» The task
What follows is a listing to be transcribed exactly.

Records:
........
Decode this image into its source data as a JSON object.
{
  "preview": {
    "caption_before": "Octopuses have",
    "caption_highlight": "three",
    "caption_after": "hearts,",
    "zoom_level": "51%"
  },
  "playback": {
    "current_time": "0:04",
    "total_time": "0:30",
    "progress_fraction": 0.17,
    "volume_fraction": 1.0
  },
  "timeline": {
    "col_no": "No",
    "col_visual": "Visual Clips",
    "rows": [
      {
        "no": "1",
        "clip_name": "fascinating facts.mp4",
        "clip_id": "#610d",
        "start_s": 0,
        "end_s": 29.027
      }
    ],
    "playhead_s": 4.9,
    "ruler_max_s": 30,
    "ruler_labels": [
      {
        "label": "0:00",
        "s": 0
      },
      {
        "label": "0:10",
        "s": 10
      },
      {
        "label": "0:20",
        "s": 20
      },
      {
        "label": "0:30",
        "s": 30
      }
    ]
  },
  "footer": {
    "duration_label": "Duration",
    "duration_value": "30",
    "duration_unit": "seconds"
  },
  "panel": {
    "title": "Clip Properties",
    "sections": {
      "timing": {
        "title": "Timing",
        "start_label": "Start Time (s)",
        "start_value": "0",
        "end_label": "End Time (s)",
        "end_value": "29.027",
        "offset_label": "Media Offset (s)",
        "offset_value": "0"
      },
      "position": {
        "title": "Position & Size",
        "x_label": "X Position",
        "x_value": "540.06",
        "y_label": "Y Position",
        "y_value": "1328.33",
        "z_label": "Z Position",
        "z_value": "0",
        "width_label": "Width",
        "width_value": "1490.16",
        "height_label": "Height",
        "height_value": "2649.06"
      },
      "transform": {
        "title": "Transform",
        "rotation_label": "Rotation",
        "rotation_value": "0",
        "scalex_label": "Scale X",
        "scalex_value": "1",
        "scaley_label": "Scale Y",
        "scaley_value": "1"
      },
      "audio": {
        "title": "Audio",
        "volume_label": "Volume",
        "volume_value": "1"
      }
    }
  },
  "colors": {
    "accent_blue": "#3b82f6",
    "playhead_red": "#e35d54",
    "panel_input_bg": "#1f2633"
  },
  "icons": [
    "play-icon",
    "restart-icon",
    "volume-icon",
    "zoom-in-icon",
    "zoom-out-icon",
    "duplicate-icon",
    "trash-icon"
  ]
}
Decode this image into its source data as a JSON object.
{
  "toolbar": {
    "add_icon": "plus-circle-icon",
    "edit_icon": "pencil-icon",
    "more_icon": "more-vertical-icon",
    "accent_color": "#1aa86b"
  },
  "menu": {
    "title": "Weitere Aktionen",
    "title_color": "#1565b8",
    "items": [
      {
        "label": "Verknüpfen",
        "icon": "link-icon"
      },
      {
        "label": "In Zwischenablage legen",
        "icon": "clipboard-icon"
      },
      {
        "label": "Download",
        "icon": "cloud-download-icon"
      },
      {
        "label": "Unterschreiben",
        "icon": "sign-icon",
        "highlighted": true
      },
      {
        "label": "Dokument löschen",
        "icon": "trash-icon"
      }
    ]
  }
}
........
» Full answer
Decode this image into its source data as a JSON object.
{
  "preview": {
    "caption_before": "Octopuses have",
    "caption_highlight": "three",
    "caption_after": "hearts,",
    "zoom_level": "51%"
  },
  "playback": {
    "current_time": "0:04",
    "total_time": "0:30",
    "progress_fraction": 0.17,
    "volume_fraction": 1.0
  },
  "timeline": {
    "col_no": "No",
    "col_visual": "Visual Clips",
    "rows": [
      {
        "no": "1",
        "clip_name": "fascinating facts.mp4",
        "clip_id": "#610d",
        "start_s": 0,
        "end_s": 29.027
      }
    ],
    "playhead_s": 4.9,
    "ruler_max_s": 30,
    "ruler_labels": [
      {
        "label": "0:00",
        "s": 0
      },
      {
        "label": "0:10",
        "s": 10
      },
      {
        "label": "0:20",
        "s": 20
      },
      {
        "label": "0:30",
        "s": 30
      }
    ]
  },
  "footer": {
    "duration_label": "Duration",
    "duration_value": "30",
    "duration_unit": "seconds"
  },
  "panel": {
    "title": "Clip Properties",
    "sections": {
      "timing": {
        "title": "Timing",
        "start_label": "Start Time (s)",
        "start_value": "0",
        "end_label": "End Time (s)",
        "end_value": "29.027",
        "offset_label": "Media Offset (s)",
        "offset_value": "0"
      },
      "position": {
        "title": "Position & Size",
        "x_label": "X Position",
        "x_value": "540.06",
        "y_label": "Y Position",
        "y_value": "1328.33",
        "z_label": "Z Position",
        "z_value": "0",
        "width_label": "Width",
        "width_value": "1490.16",
        "height_label": "Height",
        "height_value": "2649.06"
      },
      "transform": {
        "title": "Transform",
        "rotation_label": "Rotation",
        "rotation_value": "0",
        "scalex_label": "Scale X",
        "scalex_value": "1",
        "scaley_label": "Scale Y",
        "scaley_value": "1"
      },
      "audio": {
        "title": "Audio",
        "volume_label": "Volume",
        "volume_value": "1"
      }
    }
  },
  "colors": {
    "accent_blue": "#3b82f6",
    "playhead_red": "#e35d54",
    "panel_input_bg": "#1f2633"
  },
  "icons": [
    "play-icon",
    "restart-icon",
    "volume-icon",
    "zoom-in-icon",
    "zoom-out-icon",
    "duplicate-icon",
    "trash-icon"
  ]
}
Decode this image into its source data as a JSON object.
{
  "toolbar": {
    "add_icon": "plus-circle-icon",
    "edit_icon": "pencil-icon",
    "more_icon": "more-vertical-icon",
    "accent_color": "#1aa86b"
  },
  "menu": {
    "title": "Weitere Aktionen",
    "title_color": "#1565b8",
    "items": [
      {
        "label": "Verknüpfen",
        "icon": "link-icon"
      },
      {
        "label": "In Zwischenablage legen",
        "icon": "clipboard-icon"
      },
      {
        "label": "Download",
        "icon": "cloud-download-icon"
      },
      {
        "label": "Unterschreiben",
        "icon": "sign-icon",
        "highlighted": true
      },
      {
        "label": "Dokument löschen",
        "icon": "trash-icon"
      }
    ]
  }
}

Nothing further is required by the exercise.